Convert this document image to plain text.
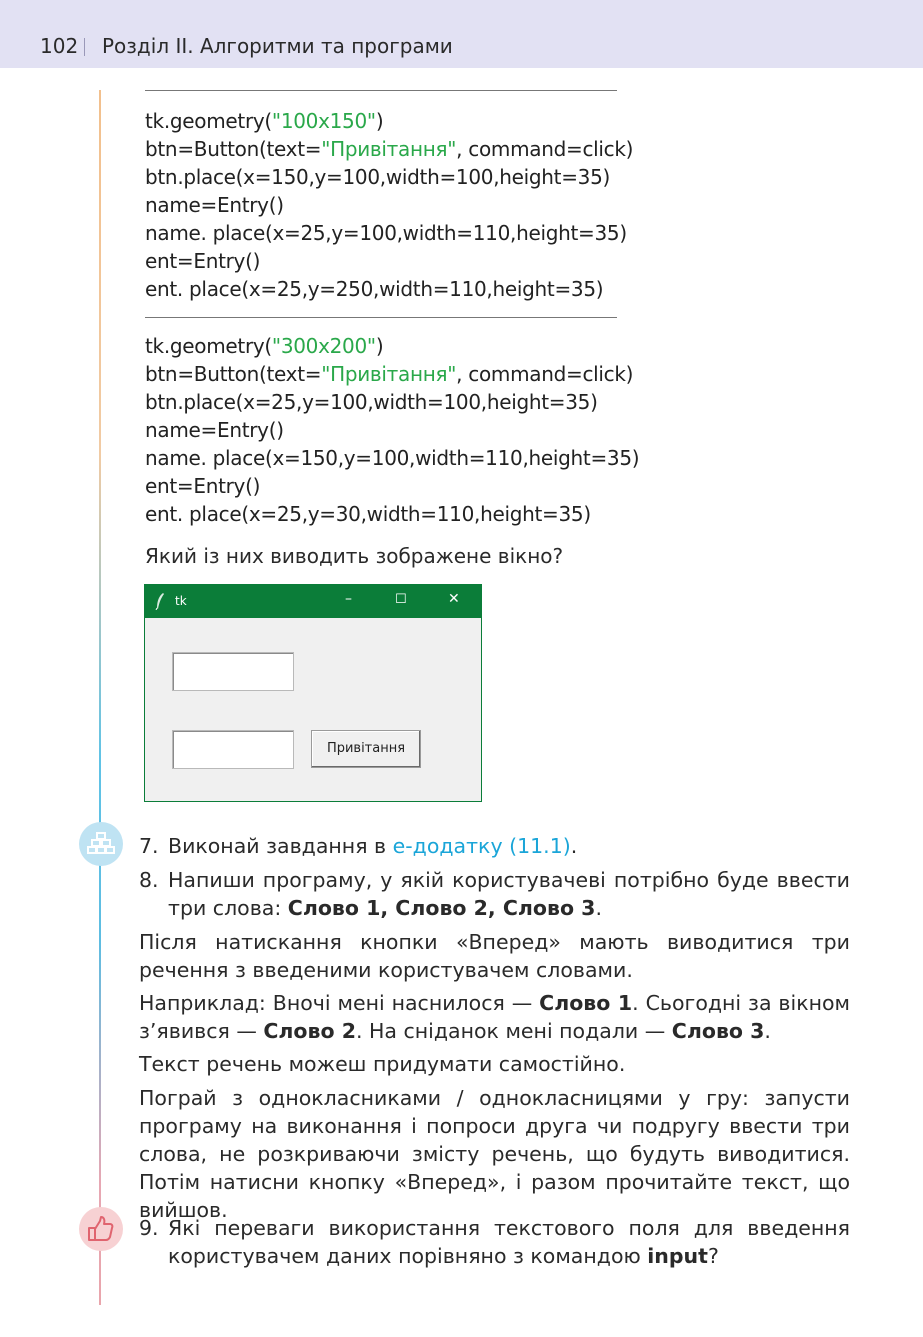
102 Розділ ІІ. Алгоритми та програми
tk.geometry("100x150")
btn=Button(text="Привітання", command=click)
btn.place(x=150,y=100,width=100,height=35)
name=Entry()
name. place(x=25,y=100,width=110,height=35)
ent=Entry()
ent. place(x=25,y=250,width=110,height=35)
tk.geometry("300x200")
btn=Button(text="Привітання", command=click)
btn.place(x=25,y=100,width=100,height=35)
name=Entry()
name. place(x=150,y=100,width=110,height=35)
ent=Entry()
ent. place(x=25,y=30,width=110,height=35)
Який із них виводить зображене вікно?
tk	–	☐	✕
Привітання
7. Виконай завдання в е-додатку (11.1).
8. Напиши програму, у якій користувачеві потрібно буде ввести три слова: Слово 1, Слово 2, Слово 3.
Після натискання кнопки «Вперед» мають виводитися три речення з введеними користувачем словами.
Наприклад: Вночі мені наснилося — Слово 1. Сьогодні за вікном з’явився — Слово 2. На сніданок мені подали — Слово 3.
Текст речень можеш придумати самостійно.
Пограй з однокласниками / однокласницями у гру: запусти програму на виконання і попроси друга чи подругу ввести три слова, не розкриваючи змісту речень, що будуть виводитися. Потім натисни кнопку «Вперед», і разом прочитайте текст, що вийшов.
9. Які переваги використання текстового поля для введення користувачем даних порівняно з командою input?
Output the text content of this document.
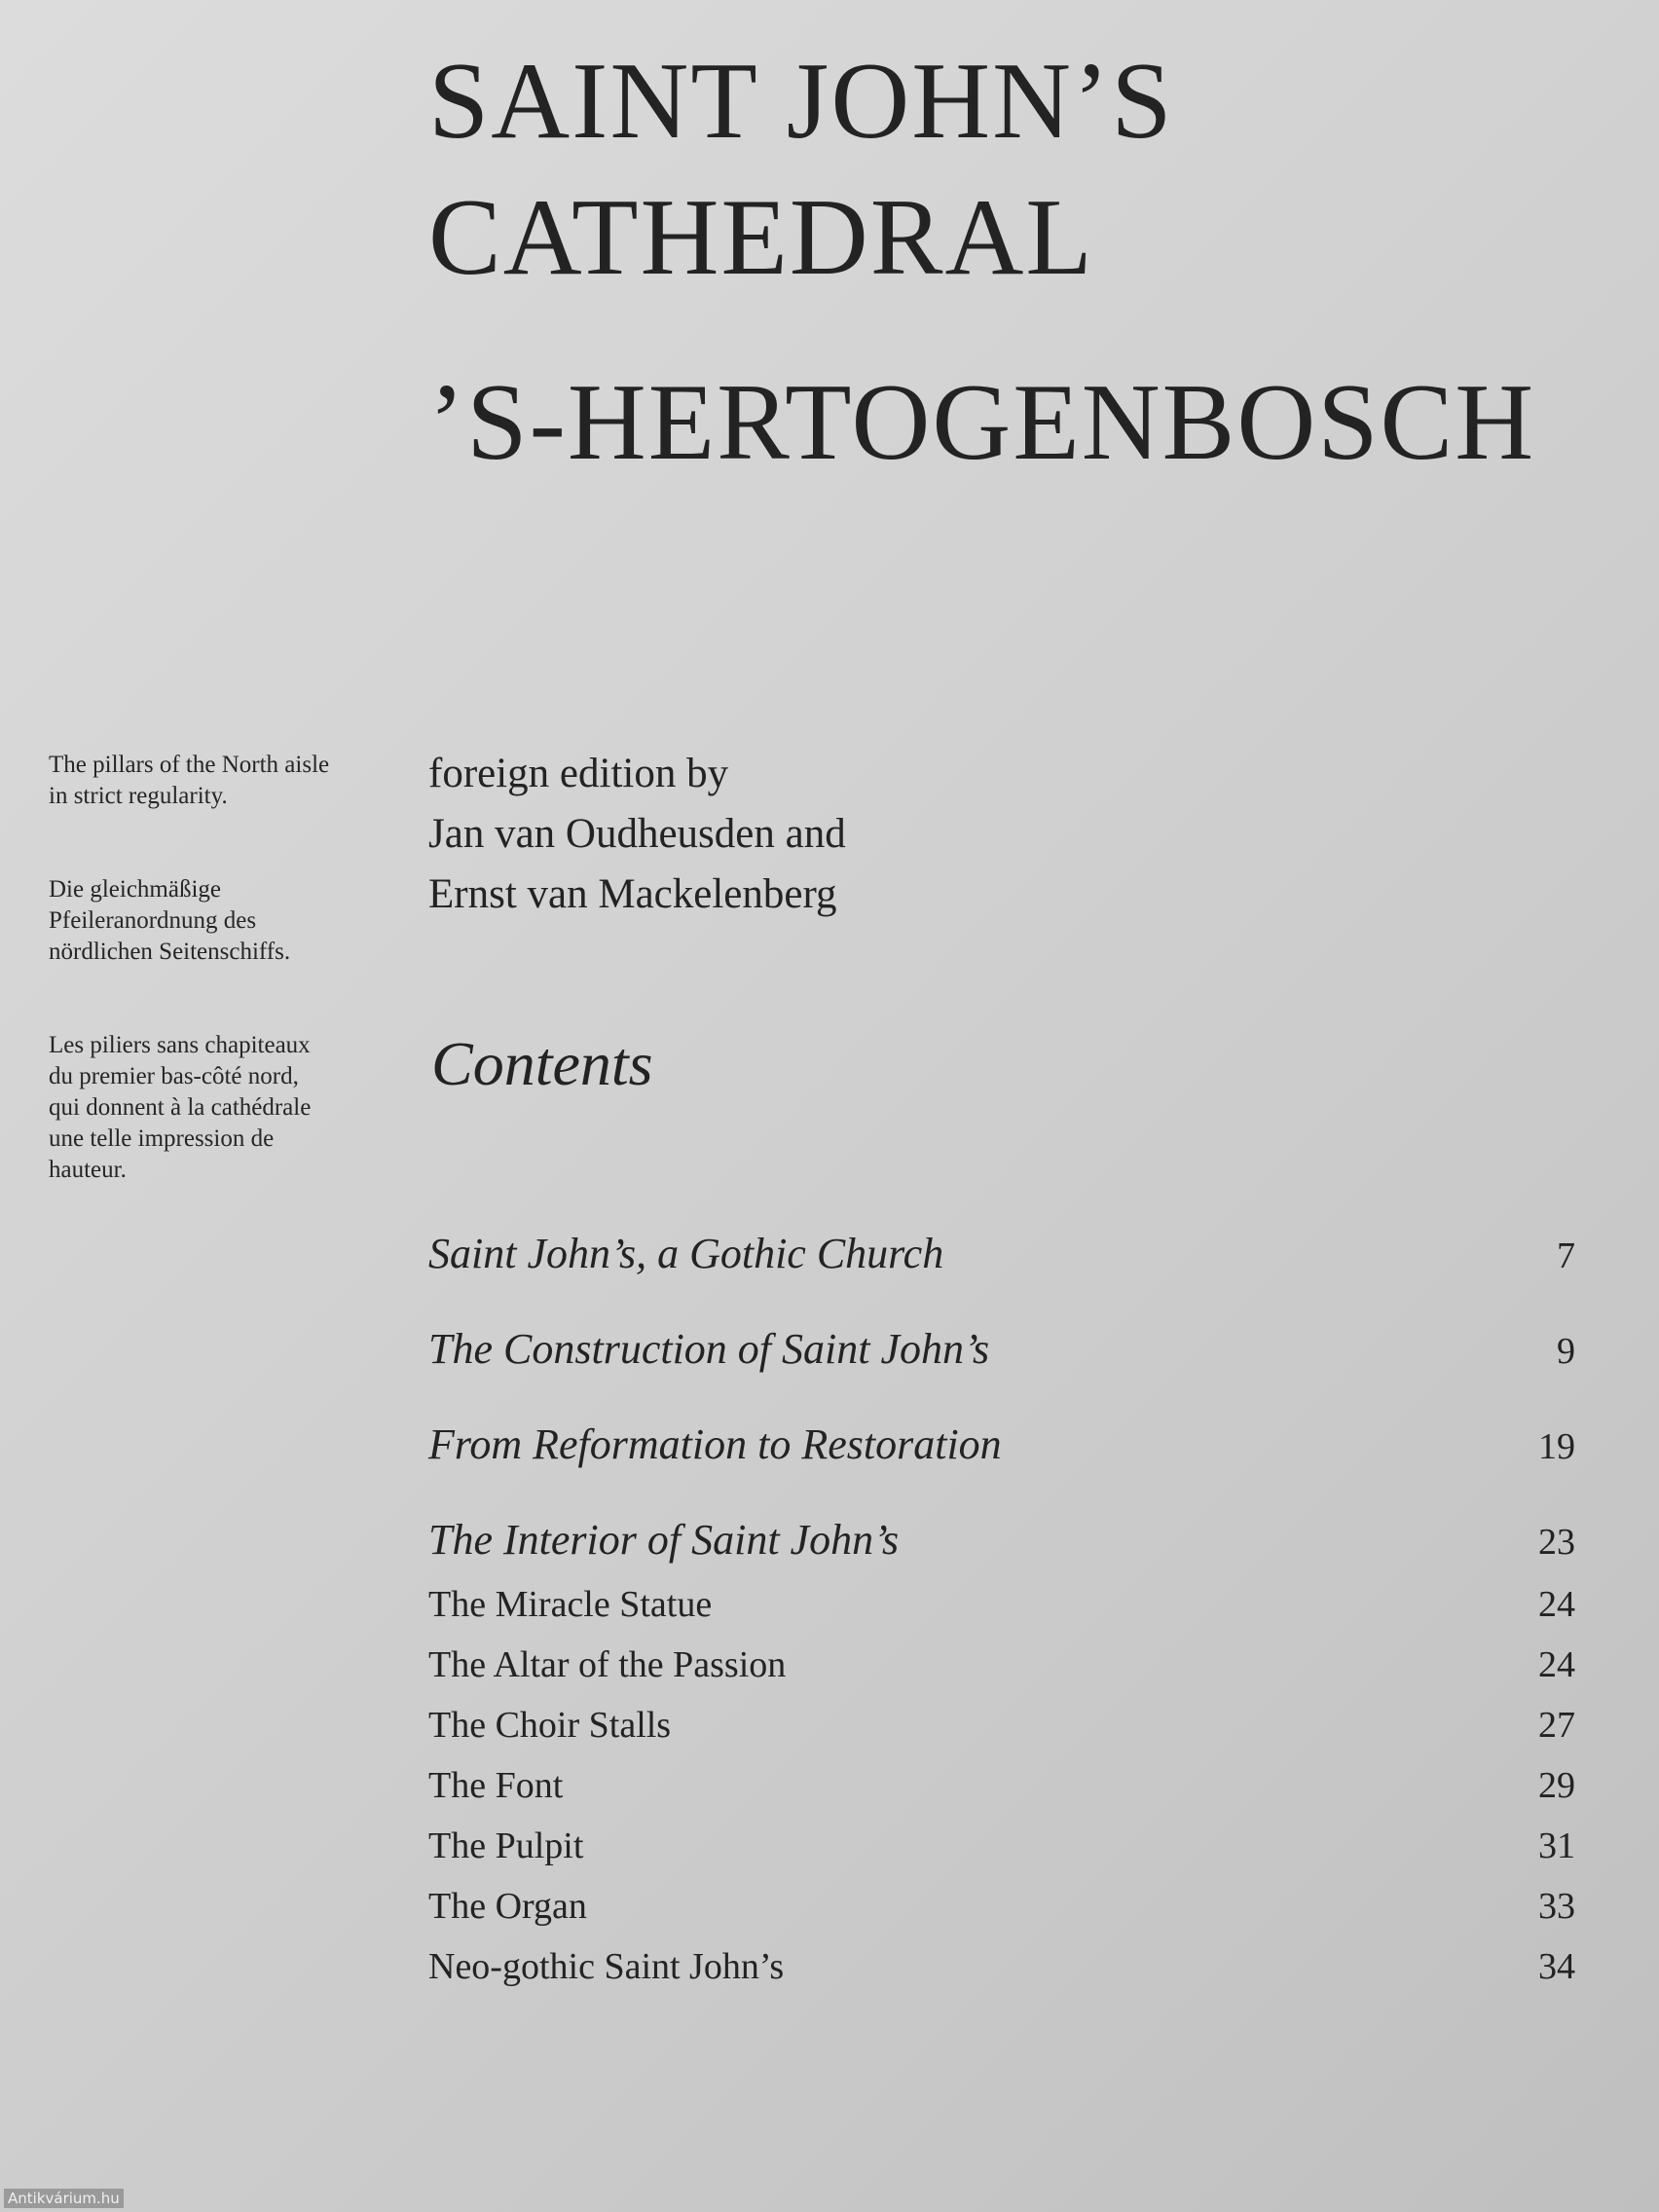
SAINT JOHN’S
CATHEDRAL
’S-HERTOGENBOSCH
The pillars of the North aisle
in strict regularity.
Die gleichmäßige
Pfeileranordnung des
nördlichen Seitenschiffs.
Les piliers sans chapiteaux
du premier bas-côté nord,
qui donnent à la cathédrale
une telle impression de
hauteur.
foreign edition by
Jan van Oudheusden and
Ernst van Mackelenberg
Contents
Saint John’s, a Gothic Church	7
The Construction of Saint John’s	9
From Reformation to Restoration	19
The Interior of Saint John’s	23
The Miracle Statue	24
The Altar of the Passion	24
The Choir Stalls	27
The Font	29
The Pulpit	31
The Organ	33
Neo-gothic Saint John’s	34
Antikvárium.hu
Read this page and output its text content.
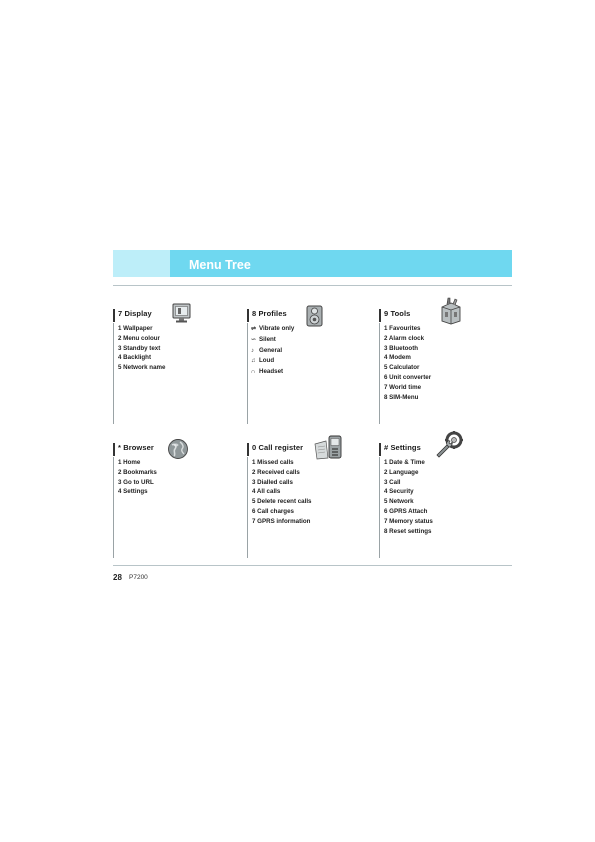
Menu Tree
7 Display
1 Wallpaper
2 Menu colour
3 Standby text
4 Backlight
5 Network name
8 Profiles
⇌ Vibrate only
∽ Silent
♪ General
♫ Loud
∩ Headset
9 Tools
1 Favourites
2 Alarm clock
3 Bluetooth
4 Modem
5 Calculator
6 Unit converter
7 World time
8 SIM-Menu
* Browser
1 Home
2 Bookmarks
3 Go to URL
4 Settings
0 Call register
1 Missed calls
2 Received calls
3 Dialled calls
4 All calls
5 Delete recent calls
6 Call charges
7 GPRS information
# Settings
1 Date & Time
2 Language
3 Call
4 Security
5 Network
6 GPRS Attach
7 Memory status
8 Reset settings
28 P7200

===

List all lines above in which the string "користувачем" appears.

* **SOLUTION BELOW**
Після натискання кнопки «Вперед» мають виводитися три речення з введеними користувачем словами.
9. Які переваги використання текстового поля для введення користувачем даних порівняно з командою input?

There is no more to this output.